== WHAT IS NEEDED ==
Copy every line of the listing that holds the string "users".

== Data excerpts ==
-- Start --
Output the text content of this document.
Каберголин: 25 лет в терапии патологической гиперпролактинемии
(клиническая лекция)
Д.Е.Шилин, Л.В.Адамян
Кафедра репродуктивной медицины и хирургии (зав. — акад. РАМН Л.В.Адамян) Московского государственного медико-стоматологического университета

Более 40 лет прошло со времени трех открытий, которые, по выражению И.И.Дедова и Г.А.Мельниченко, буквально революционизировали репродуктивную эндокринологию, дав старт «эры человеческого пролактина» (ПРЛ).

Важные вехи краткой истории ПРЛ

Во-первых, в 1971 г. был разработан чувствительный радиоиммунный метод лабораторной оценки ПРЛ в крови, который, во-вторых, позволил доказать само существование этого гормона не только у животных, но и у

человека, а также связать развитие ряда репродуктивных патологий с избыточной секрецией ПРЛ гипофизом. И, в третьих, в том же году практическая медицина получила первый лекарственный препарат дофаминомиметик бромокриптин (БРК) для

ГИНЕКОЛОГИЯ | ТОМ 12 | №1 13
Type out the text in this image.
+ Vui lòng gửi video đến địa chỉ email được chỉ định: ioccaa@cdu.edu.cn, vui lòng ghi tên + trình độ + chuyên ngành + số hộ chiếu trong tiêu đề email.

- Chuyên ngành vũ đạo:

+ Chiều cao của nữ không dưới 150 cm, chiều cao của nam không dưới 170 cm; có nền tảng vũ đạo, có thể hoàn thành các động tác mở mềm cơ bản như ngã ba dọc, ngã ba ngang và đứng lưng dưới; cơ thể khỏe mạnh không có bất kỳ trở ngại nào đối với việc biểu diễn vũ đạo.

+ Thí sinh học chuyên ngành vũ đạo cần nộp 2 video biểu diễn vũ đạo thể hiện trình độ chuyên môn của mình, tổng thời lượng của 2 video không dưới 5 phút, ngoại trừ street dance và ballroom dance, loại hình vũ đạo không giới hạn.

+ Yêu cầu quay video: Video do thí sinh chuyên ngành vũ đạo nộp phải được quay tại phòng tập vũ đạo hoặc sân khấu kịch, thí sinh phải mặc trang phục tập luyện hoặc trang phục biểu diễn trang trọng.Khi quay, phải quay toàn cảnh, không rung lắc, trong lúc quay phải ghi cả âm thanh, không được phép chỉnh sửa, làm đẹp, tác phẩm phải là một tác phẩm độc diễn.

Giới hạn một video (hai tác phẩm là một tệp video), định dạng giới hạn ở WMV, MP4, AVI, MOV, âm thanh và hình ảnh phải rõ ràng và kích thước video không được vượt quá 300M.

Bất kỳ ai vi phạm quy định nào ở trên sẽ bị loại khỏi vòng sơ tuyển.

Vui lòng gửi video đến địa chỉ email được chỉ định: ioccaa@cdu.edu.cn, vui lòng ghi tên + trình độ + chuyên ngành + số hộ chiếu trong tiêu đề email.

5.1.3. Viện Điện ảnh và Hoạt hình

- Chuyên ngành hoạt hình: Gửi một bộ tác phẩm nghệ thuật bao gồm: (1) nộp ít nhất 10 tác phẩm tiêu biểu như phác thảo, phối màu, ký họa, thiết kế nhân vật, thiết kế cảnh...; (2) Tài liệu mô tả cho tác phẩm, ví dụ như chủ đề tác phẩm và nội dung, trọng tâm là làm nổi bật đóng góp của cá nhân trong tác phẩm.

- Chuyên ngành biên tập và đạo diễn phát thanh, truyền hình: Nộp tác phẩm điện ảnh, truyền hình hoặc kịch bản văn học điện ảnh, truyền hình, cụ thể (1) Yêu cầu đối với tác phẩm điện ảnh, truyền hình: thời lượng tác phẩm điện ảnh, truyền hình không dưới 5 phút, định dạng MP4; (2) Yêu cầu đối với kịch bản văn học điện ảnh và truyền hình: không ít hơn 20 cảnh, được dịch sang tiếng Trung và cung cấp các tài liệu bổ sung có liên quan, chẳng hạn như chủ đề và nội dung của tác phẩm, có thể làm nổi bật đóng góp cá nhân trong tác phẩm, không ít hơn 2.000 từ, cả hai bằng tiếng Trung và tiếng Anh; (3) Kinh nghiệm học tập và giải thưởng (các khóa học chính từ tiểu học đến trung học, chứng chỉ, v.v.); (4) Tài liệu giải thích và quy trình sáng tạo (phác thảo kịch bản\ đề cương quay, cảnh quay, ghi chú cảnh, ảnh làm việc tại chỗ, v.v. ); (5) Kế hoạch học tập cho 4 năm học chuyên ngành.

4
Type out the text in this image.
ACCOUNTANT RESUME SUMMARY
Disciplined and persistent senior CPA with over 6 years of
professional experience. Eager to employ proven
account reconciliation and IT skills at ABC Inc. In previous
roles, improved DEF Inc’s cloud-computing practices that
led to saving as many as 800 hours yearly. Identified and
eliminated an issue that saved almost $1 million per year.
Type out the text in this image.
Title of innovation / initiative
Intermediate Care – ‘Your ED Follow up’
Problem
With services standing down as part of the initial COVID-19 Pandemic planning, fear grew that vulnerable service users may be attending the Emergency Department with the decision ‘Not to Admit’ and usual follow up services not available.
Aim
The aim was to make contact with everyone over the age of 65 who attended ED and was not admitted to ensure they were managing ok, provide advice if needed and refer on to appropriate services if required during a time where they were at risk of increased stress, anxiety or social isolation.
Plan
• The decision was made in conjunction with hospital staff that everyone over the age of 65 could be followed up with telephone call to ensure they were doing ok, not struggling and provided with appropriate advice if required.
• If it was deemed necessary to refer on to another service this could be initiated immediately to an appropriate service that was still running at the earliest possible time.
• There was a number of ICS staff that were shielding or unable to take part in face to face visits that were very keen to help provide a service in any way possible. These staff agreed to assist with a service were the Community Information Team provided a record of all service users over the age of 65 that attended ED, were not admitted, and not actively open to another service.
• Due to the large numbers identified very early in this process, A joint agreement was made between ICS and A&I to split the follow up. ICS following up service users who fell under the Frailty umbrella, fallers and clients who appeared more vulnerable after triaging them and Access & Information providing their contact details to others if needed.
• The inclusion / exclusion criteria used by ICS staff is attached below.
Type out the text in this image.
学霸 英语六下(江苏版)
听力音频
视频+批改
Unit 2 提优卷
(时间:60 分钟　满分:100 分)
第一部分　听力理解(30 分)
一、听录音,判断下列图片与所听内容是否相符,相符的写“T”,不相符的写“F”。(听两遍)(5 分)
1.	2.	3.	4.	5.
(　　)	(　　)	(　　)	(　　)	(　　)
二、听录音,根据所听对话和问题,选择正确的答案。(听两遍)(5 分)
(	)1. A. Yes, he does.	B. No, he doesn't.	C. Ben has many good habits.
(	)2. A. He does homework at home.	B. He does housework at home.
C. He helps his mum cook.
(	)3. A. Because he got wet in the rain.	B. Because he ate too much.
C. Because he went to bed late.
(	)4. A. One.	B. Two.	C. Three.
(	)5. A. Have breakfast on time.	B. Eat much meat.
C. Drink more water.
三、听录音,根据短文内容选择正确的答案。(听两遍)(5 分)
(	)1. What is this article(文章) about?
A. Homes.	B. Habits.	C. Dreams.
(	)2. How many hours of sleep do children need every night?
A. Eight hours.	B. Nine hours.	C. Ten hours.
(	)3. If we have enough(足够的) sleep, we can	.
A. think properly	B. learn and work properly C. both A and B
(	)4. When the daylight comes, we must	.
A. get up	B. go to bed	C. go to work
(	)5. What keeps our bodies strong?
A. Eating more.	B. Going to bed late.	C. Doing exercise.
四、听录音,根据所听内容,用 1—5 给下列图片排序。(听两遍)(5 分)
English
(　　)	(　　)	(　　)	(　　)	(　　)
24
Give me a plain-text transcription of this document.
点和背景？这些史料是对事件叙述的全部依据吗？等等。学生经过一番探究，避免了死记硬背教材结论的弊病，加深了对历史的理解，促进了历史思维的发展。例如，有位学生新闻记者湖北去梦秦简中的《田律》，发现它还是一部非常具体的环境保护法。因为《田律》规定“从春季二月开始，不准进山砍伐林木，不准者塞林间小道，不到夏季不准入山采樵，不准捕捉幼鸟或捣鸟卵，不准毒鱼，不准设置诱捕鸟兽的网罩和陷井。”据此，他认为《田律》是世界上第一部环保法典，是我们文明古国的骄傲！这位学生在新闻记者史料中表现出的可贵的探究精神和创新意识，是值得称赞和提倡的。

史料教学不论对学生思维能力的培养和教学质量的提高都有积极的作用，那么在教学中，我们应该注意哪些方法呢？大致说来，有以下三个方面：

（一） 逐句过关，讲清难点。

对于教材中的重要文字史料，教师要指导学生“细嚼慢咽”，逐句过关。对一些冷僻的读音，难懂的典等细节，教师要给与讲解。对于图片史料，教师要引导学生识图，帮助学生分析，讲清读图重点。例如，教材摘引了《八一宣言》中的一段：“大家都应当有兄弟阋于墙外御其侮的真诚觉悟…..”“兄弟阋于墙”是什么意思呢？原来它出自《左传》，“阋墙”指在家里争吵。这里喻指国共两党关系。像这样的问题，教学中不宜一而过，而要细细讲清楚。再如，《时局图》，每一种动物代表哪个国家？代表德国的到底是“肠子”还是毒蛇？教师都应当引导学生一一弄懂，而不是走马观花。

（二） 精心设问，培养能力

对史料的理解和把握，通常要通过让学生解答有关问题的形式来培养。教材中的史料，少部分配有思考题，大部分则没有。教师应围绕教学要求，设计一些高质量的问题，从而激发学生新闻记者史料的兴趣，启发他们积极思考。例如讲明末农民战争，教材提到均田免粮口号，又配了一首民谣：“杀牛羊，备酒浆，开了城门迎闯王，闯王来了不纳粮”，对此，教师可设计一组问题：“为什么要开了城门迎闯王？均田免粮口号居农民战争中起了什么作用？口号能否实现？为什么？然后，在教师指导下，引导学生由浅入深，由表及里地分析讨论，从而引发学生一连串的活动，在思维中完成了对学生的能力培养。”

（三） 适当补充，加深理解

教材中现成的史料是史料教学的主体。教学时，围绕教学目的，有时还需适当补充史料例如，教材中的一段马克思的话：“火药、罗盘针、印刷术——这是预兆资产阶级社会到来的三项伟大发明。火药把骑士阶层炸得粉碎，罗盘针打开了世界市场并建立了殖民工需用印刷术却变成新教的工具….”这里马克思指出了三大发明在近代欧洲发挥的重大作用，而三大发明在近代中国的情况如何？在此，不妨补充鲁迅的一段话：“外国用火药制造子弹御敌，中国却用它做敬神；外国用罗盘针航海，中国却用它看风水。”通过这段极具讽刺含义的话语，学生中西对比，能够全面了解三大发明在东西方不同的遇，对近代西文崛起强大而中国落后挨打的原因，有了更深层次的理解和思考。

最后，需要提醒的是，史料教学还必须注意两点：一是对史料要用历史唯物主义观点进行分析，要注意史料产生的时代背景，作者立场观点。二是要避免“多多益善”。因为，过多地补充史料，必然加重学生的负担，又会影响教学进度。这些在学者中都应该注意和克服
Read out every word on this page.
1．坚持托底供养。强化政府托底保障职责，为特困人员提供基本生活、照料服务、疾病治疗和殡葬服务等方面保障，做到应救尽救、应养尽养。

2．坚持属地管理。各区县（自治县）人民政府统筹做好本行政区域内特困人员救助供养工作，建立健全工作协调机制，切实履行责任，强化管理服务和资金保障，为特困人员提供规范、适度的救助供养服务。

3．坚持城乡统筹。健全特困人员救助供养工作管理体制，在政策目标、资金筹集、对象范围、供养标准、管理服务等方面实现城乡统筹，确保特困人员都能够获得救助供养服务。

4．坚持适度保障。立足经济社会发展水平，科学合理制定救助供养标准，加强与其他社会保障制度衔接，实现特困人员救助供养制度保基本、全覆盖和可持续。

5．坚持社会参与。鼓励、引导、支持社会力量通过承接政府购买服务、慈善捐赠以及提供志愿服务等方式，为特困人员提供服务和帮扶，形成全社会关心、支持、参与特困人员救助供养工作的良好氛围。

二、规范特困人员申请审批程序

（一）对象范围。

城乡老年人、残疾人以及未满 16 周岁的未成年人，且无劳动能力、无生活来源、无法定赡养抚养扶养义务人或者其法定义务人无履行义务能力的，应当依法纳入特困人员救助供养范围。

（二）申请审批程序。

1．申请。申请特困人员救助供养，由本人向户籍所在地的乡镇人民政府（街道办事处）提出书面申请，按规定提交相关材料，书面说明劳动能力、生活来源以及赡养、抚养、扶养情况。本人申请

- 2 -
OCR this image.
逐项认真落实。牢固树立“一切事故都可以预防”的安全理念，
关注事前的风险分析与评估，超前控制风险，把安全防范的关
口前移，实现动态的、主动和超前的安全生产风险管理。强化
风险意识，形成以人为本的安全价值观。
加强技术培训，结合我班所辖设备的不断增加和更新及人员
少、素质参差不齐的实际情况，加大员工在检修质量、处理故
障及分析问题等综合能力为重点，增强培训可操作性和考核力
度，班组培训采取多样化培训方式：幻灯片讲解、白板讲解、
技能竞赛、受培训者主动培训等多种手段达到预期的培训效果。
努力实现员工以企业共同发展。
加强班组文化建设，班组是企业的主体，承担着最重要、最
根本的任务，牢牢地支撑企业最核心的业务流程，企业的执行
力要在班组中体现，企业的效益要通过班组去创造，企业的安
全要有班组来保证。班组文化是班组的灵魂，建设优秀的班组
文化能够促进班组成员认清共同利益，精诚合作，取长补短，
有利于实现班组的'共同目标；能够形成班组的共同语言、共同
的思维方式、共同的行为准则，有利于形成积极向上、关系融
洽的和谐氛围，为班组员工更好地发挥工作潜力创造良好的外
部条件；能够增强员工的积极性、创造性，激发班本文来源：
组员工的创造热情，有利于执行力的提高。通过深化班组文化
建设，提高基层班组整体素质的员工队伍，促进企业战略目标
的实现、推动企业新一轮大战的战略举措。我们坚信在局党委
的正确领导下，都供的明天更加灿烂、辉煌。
-- End --
== REPLY TO THE TASK ==
With services standing down as part of the initial COVID-19 Pandemic planning, fear grew that vulnerable service users may be attending the Emergency Department with the decision ‘Not to Admit’ and usual follow up services not available.
• There was a number of ICS staff that were shielding or unable to take part in face to face visits that were very keen to help provide a service in any way possible. These staff agreed to assist with a service were the Community Information Team provided a record of all service users over the age of 65 that attended ED, were not admitted, and not actively open to another service.
• Due to the large numbers identified very early in this process, A joint agreement was made between ICS and A&I to split the follow up. ICS following up service users who fell under the Frailty umbrella, fallers and clients who appeared more vulnerable after triaging them and Access & Information providing their contact details to others if needed.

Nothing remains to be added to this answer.